RECORD EXCERPTS —

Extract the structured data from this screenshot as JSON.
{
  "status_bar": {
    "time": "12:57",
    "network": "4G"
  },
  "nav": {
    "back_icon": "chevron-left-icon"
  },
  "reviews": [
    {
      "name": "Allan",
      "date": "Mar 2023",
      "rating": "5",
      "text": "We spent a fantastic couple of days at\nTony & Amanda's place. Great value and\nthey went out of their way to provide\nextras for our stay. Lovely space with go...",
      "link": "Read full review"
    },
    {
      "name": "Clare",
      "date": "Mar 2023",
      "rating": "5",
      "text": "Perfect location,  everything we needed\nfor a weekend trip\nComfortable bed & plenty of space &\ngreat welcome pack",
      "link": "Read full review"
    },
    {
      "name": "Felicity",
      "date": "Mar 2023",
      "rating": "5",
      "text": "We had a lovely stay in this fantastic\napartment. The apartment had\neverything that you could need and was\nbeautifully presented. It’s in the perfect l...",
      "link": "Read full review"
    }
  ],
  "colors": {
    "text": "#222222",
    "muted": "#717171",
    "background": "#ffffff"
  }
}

GIVEN INSTRUCTION —
Copy each line of the records that contains the word "stay".

EXPECTED ANSWER —
      "text": "We spent a fantastic couple of days at\nTony & Amanda's place. Great value and\nthey went out of their way to provide\nextras for our stay. Lovely space with go...",
      "text": "We had a lovely stay in this fantastic\napartment. The apartment had\neverything that you could need and was\nbeautifully presented. It’s in the perfect l...",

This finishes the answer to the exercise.